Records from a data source
###
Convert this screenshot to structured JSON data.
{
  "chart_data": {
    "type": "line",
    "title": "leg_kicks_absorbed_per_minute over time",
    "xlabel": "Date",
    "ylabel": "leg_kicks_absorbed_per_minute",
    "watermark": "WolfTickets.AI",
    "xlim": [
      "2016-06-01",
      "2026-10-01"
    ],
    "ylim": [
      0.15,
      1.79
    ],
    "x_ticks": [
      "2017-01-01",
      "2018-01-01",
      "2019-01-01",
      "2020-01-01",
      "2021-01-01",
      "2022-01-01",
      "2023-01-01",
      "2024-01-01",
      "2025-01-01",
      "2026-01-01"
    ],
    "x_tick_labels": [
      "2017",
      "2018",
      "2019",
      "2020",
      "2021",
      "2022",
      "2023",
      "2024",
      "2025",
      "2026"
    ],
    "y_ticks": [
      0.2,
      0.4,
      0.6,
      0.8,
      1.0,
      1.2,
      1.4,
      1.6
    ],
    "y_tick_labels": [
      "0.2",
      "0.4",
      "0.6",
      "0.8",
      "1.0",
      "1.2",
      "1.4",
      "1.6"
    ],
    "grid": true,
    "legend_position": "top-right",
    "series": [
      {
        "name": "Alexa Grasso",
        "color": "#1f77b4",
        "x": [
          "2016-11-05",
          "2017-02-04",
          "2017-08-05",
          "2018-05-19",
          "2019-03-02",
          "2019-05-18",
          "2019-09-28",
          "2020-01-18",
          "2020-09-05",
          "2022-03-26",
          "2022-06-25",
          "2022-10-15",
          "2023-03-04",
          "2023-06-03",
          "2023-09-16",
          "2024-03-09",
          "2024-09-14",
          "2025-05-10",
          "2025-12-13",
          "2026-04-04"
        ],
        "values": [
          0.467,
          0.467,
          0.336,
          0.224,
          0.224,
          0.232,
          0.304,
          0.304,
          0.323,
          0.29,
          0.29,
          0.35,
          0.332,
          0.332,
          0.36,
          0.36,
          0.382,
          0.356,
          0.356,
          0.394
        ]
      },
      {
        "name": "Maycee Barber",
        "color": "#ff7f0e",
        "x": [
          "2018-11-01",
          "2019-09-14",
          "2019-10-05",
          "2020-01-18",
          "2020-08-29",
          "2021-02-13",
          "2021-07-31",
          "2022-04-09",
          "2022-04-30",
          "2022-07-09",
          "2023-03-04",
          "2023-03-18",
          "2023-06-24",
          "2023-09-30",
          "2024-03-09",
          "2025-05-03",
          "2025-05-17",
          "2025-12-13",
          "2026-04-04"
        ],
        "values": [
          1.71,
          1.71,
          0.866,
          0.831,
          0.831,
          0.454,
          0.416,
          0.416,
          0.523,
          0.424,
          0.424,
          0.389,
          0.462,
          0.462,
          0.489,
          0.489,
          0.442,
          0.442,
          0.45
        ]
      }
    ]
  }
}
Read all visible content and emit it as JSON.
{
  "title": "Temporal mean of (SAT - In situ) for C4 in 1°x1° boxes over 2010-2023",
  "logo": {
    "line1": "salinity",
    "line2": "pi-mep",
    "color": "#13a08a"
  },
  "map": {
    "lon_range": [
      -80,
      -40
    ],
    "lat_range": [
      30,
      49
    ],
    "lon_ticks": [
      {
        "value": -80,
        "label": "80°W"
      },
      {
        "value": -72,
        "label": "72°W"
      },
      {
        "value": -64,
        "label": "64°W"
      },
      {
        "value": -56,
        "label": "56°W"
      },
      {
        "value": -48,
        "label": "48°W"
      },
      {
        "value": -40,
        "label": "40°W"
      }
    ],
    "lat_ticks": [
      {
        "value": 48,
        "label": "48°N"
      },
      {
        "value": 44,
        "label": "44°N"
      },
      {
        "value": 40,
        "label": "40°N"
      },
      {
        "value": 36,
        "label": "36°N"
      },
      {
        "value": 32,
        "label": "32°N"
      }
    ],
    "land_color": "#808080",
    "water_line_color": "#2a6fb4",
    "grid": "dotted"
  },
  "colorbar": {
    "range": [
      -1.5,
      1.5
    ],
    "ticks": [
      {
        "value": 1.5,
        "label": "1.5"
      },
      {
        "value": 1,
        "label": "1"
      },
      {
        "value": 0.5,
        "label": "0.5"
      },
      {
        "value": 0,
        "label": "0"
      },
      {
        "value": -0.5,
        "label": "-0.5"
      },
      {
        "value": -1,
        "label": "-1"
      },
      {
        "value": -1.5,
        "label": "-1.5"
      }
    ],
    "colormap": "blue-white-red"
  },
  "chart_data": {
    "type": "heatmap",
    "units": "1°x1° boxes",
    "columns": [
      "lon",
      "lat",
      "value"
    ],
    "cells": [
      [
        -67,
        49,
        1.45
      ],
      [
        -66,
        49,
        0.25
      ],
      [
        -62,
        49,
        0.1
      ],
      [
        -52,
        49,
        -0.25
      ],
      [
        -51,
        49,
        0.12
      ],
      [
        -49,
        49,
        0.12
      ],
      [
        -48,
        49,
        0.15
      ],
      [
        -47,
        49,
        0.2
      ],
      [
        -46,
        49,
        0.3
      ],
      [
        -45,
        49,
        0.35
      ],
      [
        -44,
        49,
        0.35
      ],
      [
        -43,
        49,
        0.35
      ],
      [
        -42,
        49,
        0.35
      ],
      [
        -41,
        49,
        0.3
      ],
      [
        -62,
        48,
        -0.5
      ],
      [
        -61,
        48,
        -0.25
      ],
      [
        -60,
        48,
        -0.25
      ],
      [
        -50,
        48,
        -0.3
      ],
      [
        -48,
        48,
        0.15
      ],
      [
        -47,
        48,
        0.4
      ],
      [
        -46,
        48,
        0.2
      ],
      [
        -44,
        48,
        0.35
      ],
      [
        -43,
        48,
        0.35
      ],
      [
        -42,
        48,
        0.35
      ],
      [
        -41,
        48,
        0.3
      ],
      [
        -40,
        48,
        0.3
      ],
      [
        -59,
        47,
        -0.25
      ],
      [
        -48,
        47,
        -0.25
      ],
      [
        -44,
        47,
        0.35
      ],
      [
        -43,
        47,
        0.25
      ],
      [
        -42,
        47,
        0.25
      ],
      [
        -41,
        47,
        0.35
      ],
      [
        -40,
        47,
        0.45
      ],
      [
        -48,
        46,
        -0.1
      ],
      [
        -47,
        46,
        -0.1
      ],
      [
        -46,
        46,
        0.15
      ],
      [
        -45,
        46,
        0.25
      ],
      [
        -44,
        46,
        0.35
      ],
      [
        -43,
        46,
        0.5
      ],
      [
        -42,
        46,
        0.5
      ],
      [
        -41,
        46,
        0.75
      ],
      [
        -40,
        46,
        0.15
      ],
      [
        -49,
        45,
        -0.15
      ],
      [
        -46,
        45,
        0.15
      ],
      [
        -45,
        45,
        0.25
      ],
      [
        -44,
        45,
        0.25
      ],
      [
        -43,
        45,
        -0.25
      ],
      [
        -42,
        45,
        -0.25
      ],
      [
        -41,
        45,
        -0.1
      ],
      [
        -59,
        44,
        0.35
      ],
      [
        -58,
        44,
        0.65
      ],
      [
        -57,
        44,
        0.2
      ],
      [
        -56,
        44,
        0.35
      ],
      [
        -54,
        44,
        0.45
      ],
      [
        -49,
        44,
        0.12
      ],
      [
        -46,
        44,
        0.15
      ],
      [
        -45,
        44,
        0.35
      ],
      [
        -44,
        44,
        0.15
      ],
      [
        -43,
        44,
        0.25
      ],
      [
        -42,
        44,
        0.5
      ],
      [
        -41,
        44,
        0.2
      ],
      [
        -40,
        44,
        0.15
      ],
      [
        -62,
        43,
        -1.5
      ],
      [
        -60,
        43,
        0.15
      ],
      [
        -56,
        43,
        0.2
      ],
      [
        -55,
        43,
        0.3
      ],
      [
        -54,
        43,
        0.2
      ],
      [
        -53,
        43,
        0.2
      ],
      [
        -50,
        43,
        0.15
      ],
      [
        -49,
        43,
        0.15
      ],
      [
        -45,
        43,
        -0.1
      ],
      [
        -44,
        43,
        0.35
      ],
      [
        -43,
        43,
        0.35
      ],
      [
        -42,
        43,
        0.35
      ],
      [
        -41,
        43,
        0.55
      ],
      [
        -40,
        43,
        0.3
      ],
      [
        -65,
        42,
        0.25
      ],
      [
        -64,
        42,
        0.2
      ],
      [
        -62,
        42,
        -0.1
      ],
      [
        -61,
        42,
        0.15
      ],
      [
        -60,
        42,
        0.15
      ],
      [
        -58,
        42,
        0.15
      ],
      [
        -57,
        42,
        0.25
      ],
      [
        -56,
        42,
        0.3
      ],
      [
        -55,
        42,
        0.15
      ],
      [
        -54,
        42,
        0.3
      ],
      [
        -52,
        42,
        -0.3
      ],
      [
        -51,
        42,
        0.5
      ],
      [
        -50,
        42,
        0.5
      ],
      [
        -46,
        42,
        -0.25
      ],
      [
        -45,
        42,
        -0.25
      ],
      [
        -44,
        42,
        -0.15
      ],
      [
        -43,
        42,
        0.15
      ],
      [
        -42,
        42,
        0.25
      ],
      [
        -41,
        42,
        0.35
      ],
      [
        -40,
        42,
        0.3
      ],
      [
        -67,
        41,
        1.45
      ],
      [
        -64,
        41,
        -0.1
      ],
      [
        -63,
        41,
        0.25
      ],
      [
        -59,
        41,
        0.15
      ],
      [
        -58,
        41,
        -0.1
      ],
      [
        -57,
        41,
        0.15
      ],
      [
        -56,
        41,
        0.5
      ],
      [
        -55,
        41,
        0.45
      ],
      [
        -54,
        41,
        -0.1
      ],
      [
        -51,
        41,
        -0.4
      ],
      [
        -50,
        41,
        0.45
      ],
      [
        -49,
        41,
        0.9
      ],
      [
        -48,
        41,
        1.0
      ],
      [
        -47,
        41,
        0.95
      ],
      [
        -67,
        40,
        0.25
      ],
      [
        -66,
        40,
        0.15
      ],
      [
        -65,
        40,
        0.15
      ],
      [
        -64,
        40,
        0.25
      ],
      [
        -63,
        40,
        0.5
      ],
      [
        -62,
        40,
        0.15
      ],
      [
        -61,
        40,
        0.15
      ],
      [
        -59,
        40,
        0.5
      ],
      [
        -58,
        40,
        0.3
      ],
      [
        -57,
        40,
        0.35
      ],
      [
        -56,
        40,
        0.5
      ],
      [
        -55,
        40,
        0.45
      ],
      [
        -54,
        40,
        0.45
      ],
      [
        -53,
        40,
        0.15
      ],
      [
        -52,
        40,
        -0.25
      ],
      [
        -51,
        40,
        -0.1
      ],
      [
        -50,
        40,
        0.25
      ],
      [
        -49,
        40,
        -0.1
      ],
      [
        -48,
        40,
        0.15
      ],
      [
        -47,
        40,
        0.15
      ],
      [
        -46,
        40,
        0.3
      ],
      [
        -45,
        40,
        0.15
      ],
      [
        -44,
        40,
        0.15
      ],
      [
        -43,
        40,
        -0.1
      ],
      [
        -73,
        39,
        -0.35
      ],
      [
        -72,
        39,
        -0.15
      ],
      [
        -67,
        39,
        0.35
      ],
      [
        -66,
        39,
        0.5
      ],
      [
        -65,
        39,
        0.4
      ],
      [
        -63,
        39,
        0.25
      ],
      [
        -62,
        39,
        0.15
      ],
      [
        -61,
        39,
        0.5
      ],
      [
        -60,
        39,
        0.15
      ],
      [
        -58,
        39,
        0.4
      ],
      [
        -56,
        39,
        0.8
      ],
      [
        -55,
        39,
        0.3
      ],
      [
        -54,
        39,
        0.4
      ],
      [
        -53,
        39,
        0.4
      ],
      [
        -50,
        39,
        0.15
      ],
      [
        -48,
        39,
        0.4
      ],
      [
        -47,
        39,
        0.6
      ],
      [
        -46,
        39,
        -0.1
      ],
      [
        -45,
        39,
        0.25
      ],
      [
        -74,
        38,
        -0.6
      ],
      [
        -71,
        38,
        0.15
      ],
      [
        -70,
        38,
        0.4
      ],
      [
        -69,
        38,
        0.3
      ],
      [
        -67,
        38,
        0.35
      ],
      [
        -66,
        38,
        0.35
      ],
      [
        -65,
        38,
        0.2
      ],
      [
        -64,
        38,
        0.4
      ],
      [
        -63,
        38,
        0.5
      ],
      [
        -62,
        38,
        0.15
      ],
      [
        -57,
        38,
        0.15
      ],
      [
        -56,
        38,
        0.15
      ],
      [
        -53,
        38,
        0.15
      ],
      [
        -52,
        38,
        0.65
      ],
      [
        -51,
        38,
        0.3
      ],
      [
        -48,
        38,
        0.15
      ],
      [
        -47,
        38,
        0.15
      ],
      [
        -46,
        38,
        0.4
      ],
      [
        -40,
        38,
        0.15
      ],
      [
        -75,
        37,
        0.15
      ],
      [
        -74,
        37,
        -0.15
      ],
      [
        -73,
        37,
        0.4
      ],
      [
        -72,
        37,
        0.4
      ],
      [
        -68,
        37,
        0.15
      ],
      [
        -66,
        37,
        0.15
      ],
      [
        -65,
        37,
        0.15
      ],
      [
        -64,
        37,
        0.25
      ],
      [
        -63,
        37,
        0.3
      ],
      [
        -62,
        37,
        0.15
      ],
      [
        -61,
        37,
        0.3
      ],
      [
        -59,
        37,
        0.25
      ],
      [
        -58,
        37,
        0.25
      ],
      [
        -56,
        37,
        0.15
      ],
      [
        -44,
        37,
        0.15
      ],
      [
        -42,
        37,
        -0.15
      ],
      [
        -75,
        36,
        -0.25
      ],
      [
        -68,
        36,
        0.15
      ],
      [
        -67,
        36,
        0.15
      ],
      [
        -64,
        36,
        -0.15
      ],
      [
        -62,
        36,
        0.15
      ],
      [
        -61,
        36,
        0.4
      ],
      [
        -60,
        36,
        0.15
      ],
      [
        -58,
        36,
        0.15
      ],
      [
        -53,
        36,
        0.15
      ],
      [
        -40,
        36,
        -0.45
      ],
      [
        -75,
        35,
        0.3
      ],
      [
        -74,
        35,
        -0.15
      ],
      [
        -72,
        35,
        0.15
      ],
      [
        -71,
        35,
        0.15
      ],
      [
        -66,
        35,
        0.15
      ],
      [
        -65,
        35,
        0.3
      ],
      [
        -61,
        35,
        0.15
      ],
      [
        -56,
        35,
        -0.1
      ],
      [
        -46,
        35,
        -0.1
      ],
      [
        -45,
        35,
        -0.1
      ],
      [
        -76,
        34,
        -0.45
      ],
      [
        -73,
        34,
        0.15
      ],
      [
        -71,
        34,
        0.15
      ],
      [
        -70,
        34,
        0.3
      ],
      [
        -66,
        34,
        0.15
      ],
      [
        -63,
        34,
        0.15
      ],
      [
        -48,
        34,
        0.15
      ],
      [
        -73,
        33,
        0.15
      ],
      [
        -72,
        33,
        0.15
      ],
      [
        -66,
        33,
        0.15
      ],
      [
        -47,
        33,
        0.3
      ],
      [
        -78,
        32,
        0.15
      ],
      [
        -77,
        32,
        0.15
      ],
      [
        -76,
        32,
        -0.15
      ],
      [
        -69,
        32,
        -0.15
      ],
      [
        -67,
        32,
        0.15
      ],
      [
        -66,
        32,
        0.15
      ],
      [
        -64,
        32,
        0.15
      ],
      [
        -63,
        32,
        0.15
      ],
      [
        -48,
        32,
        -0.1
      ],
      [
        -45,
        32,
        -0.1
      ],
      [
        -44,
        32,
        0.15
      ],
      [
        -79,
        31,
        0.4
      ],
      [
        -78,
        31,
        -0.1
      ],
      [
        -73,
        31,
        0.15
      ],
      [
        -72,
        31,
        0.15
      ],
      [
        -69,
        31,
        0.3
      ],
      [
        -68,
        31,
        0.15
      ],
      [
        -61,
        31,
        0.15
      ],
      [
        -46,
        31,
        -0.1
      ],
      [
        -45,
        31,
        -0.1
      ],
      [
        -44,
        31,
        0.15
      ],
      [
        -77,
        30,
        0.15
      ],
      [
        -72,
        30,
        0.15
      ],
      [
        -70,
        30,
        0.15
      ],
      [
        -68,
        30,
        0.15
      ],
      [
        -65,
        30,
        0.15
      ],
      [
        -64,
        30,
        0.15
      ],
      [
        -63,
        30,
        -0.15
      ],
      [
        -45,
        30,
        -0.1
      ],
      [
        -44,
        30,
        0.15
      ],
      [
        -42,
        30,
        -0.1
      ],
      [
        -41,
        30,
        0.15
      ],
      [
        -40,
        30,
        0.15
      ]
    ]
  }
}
###
What you will do: Pick out the lines containing the string "name" and show them.

Response:
        "name": "Alexa Grasso",
        "name": "Maycee Barber",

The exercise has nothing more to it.